━━ Information provided ━━

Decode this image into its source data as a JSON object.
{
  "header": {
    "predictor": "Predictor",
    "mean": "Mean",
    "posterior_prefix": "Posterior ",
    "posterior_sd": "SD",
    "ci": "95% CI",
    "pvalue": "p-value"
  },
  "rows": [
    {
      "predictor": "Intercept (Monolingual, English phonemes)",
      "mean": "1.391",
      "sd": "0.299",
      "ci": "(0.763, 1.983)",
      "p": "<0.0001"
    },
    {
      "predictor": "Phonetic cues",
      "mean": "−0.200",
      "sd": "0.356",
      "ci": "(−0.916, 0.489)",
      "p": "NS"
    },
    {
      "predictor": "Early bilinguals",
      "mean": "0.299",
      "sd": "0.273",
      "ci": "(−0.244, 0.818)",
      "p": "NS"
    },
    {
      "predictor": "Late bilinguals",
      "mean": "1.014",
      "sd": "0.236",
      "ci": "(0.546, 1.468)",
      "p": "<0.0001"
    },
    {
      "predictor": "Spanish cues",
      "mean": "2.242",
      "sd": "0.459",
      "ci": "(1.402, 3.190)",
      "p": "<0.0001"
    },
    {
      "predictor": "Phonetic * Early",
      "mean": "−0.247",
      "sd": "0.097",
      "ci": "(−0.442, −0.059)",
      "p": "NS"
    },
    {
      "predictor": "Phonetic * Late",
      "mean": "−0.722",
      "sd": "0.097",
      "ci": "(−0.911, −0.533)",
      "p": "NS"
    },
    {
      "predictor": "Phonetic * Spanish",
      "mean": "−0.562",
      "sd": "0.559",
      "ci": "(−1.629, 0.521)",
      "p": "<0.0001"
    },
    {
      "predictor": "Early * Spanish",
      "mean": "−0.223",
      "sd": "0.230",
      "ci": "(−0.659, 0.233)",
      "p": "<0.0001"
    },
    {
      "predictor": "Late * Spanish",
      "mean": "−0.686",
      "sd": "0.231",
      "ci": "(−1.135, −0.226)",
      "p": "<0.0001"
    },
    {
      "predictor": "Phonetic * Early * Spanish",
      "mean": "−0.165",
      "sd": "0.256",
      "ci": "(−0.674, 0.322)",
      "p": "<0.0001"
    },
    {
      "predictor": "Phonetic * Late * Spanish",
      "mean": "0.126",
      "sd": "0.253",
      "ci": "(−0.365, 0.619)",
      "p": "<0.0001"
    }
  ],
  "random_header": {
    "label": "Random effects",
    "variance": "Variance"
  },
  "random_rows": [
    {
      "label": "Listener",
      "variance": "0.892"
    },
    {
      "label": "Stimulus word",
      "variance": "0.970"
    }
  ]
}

━━━

Work to complete: Search the entries for the word "Spanish", then gather every line that has it.

Problem solution:
      "predictor": "Spanish cues",
      "predictor": "Phonetic * Spanish",
      "predictor": "Early * Spanish",
      "predictor": "Late * Spanish",
      "predictor": "Phonetic * Early * Spanish",
      "predictor": "Phonetic * Late * Spanish",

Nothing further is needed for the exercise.